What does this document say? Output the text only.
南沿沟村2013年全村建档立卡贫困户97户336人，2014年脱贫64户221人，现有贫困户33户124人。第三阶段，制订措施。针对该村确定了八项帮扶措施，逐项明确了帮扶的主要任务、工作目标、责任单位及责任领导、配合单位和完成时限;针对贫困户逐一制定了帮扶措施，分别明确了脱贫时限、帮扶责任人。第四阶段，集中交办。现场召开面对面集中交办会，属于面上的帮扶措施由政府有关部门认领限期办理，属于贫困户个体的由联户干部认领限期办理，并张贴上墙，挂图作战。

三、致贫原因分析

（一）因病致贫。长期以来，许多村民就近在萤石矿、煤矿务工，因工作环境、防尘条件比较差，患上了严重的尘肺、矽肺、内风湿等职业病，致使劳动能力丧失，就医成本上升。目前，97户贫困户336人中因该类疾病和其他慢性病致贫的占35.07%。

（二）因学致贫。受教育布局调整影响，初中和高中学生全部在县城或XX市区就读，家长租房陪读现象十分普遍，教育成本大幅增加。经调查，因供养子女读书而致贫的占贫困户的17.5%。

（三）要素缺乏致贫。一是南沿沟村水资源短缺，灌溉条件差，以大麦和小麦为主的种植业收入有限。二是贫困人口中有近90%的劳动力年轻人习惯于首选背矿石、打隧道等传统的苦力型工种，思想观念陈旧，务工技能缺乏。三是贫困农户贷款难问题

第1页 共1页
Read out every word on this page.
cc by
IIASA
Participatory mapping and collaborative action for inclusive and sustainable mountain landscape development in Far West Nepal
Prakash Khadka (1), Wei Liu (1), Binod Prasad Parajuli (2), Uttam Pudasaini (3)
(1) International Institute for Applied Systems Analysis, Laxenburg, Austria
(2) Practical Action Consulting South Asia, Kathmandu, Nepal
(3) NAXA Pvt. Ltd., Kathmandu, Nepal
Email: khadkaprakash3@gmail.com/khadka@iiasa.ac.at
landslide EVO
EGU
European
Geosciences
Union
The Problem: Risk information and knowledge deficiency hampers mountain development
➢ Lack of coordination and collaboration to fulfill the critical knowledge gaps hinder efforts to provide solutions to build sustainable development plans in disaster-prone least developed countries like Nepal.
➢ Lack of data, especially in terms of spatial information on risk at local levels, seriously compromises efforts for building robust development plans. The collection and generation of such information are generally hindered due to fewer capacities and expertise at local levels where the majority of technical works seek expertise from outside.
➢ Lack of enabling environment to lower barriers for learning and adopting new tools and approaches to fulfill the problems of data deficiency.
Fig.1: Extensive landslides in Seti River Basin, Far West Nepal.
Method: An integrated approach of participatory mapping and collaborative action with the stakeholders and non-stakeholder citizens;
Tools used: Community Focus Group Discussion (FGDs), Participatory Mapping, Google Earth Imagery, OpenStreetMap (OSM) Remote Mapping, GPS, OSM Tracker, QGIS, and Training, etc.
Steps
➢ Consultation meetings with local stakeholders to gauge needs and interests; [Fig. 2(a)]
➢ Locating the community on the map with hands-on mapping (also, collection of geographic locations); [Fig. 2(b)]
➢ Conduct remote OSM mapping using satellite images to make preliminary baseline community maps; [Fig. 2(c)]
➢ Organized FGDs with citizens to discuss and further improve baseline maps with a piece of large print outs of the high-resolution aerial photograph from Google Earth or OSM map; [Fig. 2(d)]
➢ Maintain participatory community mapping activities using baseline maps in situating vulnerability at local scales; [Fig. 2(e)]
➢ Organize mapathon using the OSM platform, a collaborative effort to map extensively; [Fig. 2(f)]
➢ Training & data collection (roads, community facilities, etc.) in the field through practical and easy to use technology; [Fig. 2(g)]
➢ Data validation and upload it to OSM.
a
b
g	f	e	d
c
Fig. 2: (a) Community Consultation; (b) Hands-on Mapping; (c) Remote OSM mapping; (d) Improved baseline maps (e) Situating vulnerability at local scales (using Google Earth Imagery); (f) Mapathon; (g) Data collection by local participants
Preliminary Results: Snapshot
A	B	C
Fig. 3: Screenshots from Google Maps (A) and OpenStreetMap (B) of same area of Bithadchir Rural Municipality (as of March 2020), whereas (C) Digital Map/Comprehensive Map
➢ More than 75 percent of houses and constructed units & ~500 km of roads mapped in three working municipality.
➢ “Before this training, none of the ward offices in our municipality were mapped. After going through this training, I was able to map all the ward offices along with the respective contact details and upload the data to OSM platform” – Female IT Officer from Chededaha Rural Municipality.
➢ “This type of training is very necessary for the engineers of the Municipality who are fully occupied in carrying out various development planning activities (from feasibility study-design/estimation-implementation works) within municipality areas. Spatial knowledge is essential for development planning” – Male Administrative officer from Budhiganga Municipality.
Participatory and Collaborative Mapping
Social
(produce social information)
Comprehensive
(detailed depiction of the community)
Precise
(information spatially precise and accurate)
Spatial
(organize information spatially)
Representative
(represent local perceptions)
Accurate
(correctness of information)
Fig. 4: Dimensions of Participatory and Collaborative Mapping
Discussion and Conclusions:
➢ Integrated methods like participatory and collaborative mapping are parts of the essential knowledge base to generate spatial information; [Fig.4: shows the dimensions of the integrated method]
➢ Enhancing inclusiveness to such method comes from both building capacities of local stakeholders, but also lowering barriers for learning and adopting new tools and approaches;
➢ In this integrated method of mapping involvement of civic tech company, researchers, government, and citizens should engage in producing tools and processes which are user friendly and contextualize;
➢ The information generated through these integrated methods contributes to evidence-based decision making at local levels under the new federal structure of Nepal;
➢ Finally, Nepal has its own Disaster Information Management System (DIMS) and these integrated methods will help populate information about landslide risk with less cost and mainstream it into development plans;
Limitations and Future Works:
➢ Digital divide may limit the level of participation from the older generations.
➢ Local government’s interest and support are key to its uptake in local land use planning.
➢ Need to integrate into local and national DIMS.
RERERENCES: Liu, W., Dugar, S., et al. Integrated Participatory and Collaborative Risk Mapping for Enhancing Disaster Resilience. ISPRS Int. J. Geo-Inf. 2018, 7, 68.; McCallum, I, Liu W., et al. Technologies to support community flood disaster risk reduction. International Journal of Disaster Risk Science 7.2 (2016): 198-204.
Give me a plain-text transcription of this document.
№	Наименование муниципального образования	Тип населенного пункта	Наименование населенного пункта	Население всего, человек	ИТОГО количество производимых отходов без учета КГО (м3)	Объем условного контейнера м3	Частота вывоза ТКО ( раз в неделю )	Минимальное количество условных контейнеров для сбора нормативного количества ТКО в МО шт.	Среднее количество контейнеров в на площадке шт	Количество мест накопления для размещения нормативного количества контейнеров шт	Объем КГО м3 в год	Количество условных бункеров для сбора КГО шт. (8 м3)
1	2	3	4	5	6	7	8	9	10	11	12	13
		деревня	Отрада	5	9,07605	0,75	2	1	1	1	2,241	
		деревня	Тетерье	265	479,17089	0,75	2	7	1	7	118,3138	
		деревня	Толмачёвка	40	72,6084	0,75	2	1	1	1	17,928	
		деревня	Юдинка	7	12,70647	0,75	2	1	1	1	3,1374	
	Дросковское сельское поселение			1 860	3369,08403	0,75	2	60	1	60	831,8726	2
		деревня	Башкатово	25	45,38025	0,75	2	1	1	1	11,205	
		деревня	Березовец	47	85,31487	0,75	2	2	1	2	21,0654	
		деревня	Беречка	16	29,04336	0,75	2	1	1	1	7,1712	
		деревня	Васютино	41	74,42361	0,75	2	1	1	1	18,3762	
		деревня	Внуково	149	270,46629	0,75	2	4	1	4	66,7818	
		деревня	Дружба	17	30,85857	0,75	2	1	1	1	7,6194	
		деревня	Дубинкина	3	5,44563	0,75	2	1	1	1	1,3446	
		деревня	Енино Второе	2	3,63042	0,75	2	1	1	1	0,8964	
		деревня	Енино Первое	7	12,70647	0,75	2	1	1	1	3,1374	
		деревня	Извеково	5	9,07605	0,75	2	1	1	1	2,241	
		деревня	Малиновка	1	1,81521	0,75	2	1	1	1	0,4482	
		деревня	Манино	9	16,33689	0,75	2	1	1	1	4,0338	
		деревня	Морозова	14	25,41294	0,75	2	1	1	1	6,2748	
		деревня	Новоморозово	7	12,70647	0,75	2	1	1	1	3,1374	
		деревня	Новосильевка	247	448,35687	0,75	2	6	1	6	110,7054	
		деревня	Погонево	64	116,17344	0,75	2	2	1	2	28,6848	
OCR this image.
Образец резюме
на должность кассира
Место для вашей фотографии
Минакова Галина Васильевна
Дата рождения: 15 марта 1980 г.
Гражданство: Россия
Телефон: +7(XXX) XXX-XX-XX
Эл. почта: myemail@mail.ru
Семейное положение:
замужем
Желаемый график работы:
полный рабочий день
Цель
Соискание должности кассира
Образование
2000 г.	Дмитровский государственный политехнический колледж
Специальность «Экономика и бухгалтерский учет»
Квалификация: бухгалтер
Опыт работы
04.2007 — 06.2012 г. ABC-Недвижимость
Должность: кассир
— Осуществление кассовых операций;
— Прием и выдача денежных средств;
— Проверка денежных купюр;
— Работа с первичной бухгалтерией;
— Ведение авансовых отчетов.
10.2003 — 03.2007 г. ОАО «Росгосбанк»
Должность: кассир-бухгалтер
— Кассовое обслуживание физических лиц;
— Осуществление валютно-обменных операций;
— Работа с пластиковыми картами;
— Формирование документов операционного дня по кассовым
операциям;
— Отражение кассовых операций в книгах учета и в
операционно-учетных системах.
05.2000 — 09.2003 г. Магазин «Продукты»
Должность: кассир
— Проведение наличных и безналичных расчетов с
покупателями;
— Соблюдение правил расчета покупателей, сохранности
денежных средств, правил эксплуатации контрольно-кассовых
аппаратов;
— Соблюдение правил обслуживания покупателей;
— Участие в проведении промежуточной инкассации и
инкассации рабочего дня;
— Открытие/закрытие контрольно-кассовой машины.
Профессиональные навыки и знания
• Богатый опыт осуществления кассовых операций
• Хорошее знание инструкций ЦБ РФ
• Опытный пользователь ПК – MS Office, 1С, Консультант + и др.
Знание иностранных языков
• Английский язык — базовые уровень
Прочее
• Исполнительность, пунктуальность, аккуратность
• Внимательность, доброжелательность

Task: Reproduce each line of the material containing the word "scales".

Output of the task:
➢ Maintain participatory community mapping activities using baseline maps in situating vulnerability at local scales; [Fig. 2(e)]
Fig. 2: (a) Community Consultation; (b) Hands-on Mapping; (c) Remote OSM mapping; (d) Improved baseline maps (e) Situating vulnerability at local scales (using Google Earth Imagery); (f) Mapathon; (g) Data collection by local participants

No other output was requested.